**Set exercise**
Print every record below exactly as written.
• • • • •
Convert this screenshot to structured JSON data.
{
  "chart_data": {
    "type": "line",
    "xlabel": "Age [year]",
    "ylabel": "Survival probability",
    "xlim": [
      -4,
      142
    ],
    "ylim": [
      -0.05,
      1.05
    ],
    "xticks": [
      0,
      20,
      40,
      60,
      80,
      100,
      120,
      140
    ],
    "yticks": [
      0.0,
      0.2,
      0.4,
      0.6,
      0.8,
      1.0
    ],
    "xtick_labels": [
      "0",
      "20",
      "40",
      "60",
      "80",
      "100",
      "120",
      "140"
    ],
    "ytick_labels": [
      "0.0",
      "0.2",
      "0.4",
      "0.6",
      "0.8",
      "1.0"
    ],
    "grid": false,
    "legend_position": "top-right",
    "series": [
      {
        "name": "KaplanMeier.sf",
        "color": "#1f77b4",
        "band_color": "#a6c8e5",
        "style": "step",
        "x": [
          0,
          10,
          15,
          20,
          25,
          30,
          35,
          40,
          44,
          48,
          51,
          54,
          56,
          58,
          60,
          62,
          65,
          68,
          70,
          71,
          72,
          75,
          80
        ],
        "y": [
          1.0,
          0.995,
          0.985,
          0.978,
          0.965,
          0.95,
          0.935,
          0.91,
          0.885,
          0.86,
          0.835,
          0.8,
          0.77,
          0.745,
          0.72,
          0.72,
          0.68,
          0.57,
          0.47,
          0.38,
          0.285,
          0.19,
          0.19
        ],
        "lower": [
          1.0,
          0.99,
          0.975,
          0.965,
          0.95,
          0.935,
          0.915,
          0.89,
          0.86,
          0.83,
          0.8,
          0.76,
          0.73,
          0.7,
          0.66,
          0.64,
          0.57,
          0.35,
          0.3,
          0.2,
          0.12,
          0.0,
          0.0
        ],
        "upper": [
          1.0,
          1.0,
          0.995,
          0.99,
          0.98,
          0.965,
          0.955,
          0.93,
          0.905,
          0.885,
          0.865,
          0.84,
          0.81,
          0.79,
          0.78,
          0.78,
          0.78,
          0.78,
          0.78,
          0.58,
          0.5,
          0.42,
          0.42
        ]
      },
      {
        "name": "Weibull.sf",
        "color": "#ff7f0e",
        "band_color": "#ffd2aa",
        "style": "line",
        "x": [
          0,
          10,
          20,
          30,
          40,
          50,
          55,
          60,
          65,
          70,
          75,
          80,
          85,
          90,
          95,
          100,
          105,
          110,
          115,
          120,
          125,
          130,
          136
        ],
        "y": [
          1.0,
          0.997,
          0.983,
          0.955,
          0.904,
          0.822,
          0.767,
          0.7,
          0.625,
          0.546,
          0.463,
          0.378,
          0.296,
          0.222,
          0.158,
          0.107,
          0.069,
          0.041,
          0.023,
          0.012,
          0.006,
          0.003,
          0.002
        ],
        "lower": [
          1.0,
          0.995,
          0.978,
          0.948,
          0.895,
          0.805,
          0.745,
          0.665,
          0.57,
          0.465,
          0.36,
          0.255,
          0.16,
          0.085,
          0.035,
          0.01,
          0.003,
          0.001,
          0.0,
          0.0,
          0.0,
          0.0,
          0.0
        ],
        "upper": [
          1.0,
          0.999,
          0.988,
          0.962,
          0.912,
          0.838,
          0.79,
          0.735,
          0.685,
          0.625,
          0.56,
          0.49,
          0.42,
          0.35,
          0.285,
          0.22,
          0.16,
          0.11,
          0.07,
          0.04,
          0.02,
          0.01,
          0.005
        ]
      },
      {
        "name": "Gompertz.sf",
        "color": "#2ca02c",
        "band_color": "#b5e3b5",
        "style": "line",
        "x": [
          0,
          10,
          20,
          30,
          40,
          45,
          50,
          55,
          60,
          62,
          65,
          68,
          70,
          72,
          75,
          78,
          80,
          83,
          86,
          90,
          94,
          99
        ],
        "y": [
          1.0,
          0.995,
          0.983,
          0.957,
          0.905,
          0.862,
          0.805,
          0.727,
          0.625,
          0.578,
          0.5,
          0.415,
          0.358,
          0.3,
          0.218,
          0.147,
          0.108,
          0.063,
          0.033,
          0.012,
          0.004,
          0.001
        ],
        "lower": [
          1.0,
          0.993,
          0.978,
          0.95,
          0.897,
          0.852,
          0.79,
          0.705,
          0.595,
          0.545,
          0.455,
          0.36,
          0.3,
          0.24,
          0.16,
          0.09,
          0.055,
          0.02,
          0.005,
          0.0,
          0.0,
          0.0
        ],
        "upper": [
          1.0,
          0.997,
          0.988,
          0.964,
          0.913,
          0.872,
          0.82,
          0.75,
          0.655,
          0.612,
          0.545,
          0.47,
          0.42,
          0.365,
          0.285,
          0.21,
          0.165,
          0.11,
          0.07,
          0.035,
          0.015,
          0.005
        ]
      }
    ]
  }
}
• • • • •
**Solved problem**
Convert this screenshot to structured JSON data.
{
  "chart_data": {
    "type": "line",
    "xlabel": "Age [year]",
    "ylabel": "Survival probability",
    "xlim": [
      -4,
      142
    ],
    "ylim": [
      -0.05,
      1.05
    ],
    "xticks": [
      0,
      20,
      40,
      60,
      80,
      100,
      120,
      140
    ],
    "yticks": [
      0.0,
      0.2,
      0.4,
      0.6,
      0.8,
      1.0
    ],
    "xtick_labels": [
      "0",
      "20",
      "40",
      "60",
      "80",
      "100",
      "120",
      "140"
    ],
    "ytick_labels": [
      "0.0",
      "0.2",
      "0.4",
      "0.6",
      "0.8",
      "1.0"
    ],
    "grid": false,
    "legend_position": "top-right",
    "series": [
      {
        "name": "KaplanMeier.sf",
        "color": "#1f77b4",
        "band_color": "#a6c8e5",
        "style": "step",
        "x": [
          0,
          10,
          15,
          20,
          25,
          30,
          35,
          40,
          44,
          48,
          51,
          54,
          56,
          58,
          60,
          62,
          65,
          68,
          70,
          71,
          72,
          75,
          80
        ],
        "y": [
          1.0,
          0.995,
          0.985,
          0.978,
          0.965,
          0.95,
          0.935,
          0.91,
          0.885,
          0.86,
          0.835,
          0.8,
          0.77,
          0.745,
          0.72,
          0.72,
          0.68,
          0.57,
          0.47,
          0.38,
          0.285,
          0.19,
          0.19
        ],
        "lower": [
          1.0,
          0.99,
          0.975,
          0.965,
          0.95,
          0.935,
          0.915,
          0.89,
          0.86,
          0.83,
          0.8,
          0.76,
          0.73,
          0.7,
          0.66,
          0.64,
          0.57,
          0.35,
          0.3,
          0.2,
          0.12,
          0.0,
          0.0
        ],
        "upper": [
          1.0,
          1.0,
          0.995,
          0.99,
          0.98,
          0.965,
          0.955,
          0.93,
          0.905,
          0.885,
          0.865,
          0.84,
          0.81,
          0.79,
          0.78,
          0.78,
          0.78,
          0.78,
          0.78,
          0.58,
          0.5,
          0.42,
          0.42
        ]
      },
      {
        "name": "Weibull.sf",
        "color": "#ff7f0e",
        "band_color": "#ffd2aa",
        "style": "line",
        "x": [
          0,
          10,
          20,
          30,
          40,
          50,
          55,
          60,
          65,
          70,
          75,
          80,
          85,
          90,
          95,
          100,
          105,
          110,
          115,
          120,
          125,
          130,
          136
        ],
        "y": [
          1.0,
          0.997,
          0.983,
          0.955,
          0.904,
          0.822,
          0.767,
          0.7,
          0.625,
          0.546,
          0.463,
          0.378,
          0.296,
          0.222,
          0.158,
          0.107,
          0.069,
          0.041,
          0.023,
          0.012,
          0.006,
          0.003,
          0.002
        ],
        "lower": [
          1.0,
          0.995,
          0.978,
          0.948,
          0.895,
          0.805,
          0.745,
          0.665,
          0.57,
          0.465,
          0.36,
          0.255,
          0.16,
          0.085,
          0.035,
          0.01,
          0.003,
          0.001,
          0.0,
          0.0,
          0.0,
          0.0,
          0.0
        ],
        "upper": [
          1.0,
          0.999,
          0.988,
          0.962,
          0.912,
          0.838,
          0.79,
          0.735,
          0.685,
          0.625,
          0.56,
          0.49,
          0.42,
          0.35,
          0.285,
          0.22,
          0.16,
          0.11,
          0.07,
          0.04,
          0.02,
          0.01,
          0.005
        ]
      },
      {
        "name": "Gompertz.sf",
        "color": "#2ca02c",
        "band_color": "#b5e3b5",
        "style": "line",
        "x": [
          0,
          10,
          20,
          30,
          40,
          45,
          50,
          55,
          60,
          62,
          65,
          68,
          70,
          72,
          75,
          78,
          80,
          83,
          86,
          90,
          94,
          99
        ],
        "y": [
          1.0,
          0.995,
          0.983,
          0.957,
          0.905,
          0.862,
          0.805,
          0.727,
          0.625,
          0.578,
          0.5,
          0.415,
          0.358,
          0.3,
          0.218,
          0.147,
          0.108,
          0.063,
          0.033,
          0.012,
          0.004,
          0.001
        ],
        "lower": [
          1.0,
          0.993,
          0.978,
          0.95,
          0.897,
          0.852,
          0.79,
          0.705,
          0.595,
          0.545,
          0.455,
          0.36,
          0.3,
          0.24,
          0.16,
          0.09,
          0.055,
          0.02,
          0.005,
          0.0,
          0.0,
          0.0
        ],
        "upper": [
          1.0,
          0.997,
          0.988,
          0.964,
          0.913,
          0.872,
          0.82,
          0.75,
          0.655,
          0.612,
          0.545,
          0.47,
          0.42,
          0.365,
          0.285,
          0.21,
          0.165,
          0.11,
          0.07,
          0.035,
          0.015,
          0.005
        ]
      }
    ]
  }
}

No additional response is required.